• **EXERCISE REQUIREMENTS**
Compute the number of lines that include the string "amounts", then output that number and nothing else.

Start DATASET RECORDS

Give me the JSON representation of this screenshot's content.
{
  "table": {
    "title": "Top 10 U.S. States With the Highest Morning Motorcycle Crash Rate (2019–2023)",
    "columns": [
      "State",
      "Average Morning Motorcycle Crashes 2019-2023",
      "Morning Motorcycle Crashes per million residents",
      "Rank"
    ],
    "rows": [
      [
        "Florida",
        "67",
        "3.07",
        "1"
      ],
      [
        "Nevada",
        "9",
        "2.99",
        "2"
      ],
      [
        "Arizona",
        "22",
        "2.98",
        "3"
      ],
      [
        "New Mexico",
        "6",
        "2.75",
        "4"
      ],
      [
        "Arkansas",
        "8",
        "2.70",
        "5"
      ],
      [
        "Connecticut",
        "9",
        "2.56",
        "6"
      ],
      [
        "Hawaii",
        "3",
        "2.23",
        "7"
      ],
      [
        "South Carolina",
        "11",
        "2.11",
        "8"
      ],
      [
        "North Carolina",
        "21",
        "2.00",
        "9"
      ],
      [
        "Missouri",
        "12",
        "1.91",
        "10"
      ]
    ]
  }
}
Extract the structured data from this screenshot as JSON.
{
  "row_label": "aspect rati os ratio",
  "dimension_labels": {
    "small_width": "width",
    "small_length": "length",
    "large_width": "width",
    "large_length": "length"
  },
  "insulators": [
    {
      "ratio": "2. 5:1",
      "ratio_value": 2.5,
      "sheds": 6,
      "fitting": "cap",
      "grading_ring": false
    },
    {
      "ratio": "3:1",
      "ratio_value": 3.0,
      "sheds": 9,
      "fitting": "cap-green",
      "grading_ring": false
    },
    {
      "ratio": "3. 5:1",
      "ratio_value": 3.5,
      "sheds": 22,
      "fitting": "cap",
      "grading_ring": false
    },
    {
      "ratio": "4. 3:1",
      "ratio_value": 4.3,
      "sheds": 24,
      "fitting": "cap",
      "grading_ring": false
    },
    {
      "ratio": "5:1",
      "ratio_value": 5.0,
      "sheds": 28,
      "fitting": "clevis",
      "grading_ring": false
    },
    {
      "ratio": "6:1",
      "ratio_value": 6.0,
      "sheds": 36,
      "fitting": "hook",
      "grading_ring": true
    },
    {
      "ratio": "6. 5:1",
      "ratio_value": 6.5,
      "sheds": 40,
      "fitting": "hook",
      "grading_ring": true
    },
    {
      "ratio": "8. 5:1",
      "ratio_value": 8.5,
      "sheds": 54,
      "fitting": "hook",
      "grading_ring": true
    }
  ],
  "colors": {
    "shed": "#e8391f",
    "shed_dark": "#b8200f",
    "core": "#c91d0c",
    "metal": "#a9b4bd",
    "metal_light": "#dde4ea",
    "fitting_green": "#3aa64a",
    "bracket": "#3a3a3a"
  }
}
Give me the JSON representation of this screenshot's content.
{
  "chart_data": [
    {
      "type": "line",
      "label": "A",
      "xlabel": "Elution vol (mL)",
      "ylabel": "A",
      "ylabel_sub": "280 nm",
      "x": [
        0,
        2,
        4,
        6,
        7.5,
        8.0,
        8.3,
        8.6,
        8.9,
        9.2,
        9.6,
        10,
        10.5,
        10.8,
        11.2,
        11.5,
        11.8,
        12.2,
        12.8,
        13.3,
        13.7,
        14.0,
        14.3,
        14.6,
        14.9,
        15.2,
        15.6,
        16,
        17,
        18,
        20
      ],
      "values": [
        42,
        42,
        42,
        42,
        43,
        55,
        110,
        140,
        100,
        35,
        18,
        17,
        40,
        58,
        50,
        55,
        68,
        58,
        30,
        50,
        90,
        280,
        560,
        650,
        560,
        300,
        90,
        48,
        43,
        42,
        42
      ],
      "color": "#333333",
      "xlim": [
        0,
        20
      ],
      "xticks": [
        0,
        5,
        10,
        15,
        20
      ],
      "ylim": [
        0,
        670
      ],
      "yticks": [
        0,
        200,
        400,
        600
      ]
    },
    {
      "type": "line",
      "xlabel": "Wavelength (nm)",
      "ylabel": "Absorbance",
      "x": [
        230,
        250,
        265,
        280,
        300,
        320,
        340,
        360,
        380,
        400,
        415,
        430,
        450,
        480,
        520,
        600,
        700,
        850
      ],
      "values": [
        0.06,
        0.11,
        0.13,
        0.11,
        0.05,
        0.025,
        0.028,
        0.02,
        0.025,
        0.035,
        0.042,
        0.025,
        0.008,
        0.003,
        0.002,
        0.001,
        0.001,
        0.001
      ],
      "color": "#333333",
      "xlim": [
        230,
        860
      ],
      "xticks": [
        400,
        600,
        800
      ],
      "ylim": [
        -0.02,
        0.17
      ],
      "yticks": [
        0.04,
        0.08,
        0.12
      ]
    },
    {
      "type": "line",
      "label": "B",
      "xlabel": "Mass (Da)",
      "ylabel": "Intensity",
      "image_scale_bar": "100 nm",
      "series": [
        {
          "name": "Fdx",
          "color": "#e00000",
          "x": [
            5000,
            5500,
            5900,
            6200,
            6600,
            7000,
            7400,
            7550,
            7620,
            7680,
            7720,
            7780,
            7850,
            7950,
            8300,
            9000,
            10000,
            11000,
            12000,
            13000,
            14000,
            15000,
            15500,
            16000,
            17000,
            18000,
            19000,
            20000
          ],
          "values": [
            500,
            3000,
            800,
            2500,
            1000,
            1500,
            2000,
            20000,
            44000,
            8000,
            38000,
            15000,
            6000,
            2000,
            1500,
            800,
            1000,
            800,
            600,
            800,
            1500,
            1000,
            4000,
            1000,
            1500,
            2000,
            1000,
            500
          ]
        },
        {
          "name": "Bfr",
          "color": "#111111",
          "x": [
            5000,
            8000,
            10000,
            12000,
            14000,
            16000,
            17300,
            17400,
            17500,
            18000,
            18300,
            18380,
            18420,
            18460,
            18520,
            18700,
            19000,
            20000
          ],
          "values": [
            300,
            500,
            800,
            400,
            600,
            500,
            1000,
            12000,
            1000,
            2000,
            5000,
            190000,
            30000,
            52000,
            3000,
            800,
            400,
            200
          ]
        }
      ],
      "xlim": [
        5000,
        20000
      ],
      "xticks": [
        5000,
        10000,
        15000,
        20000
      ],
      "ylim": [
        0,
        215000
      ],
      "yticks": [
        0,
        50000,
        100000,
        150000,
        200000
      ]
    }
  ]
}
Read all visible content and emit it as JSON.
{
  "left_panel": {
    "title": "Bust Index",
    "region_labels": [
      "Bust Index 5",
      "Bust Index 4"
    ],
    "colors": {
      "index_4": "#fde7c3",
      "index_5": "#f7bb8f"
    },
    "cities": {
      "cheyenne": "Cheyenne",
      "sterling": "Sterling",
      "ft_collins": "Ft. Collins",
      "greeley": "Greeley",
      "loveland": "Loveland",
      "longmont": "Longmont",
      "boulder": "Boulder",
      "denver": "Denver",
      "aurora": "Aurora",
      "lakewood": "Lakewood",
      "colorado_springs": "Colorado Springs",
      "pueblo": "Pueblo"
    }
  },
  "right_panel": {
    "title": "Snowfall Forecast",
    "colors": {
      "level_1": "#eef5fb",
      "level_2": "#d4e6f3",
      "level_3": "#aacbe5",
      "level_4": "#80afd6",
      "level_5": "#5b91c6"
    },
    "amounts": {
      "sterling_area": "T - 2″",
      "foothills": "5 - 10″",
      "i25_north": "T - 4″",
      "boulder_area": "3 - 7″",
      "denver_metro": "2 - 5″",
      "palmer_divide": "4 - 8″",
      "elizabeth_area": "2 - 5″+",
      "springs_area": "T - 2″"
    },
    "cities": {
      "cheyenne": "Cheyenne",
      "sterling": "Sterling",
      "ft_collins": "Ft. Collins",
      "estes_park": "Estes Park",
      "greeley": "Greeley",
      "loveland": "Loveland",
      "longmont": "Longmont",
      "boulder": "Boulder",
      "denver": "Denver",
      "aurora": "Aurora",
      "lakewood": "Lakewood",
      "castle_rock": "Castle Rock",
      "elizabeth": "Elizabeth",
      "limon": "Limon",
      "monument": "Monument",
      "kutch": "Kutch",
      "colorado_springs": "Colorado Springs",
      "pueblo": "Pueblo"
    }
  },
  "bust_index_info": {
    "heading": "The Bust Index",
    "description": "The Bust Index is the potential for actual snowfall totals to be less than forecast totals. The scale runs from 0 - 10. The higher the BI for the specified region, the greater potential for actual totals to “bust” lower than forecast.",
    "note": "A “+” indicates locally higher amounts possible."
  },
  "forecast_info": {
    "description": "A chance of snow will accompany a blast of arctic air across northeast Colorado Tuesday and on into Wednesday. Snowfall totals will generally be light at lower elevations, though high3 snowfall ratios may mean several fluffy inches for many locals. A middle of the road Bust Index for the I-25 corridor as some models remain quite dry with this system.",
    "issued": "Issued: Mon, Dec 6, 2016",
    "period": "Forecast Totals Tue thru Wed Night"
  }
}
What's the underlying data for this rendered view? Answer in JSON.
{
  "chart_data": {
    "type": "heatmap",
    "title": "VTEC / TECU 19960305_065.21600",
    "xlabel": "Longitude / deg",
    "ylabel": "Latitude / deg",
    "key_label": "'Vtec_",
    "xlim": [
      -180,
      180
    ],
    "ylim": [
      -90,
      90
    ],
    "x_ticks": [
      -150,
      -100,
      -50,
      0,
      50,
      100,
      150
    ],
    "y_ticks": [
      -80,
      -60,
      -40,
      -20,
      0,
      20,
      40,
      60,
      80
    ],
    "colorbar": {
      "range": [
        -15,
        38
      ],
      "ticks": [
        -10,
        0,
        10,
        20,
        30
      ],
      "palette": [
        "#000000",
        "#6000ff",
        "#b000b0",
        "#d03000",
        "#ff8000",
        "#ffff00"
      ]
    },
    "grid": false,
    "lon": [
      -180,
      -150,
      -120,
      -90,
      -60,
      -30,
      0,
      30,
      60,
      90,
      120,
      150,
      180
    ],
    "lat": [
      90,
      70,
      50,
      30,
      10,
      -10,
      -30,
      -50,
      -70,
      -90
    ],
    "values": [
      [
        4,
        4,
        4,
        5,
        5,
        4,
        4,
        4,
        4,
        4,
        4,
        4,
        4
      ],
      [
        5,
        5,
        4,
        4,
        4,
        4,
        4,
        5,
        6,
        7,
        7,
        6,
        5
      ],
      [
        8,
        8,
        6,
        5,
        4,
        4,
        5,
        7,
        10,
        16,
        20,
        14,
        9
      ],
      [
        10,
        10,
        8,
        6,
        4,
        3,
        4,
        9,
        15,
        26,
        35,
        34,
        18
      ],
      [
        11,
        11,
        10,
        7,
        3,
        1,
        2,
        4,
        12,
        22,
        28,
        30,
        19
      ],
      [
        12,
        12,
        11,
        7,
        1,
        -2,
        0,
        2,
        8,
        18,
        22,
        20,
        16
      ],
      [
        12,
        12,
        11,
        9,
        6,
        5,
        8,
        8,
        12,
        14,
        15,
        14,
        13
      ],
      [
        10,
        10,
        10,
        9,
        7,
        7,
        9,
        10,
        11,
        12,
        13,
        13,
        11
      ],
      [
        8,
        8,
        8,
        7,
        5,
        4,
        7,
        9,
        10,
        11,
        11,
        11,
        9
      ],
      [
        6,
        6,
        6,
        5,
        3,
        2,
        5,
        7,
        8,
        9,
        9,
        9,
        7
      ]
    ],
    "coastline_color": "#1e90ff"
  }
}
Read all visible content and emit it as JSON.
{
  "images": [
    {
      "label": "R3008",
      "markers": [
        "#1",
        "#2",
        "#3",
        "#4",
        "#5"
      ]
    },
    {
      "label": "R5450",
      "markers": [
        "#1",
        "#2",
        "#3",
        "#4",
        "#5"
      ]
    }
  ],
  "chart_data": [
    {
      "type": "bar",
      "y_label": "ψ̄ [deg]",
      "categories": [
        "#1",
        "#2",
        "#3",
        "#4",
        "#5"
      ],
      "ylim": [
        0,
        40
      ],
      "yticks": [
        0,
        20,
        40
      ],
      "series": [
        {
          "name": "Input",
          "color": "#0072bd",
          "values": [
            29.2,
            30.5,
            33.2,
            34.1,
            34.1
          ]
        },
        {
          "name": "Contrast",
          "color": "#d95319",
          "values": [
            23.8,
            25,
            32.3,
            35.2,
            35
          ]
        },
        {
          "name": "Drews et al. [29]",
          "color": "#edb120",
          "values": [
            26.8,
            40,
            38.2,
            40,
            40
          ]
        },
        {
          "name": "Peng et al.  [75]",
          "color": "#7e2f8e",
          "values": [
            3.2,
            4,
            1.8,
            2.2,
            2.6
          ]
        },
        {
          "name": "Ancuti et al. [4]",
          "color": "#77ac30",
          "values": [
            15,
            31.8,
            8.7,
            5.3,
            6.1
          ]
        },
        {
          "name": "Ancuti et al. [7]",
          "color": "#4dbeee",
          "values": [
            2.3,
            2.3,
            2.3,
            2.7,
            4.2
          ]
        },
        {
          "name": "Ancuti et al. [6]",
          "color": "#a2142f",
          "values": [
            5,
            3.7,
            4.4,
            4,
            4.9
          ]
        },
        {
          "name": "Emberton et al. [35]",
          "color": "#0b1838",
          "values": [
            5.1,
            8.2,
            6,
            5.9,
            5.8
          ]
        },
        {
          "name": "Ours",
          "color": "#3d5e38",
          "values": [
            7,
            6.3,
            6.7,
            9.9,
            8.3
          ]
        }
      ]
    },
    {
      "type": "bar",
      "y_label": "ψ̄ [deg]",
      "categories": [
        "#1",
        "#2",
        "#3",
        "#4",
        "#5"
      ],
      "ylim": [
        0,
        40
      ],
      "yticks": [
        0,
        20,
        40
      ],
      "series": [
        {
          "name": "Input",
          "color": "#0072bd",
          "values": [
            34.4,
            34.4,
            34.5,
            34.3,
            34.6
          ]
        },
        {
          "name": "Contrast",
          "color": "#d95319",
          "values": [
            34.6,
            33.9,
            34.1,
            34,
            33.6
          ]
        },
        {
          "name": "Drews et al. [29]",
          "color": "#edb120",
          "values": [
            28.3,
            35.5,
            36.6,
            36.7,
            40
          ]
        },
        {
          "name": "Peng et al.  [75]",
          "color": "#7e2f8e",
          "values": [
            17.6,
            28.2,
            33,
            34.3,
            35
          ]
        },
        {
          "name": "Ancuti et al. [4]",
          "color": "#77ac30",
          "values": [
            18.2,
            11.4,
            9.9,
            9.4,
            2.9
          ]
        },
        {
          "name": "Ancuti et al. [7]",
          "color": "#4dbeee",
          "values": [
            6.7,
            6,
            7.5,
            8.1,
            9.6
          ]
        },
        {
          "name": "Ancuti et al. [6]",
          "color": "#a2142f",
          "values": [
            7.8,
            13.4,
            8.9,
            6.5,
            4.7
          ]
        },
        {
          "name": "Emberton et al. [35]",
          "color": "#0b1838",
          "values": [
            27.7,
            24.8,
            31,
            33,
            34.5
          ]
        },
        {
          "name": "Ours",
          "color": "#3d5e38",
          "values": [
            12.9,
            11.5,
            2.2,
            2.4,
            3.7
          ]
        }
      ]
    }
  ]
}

End DATASET RECORDS

• **REPLY**
2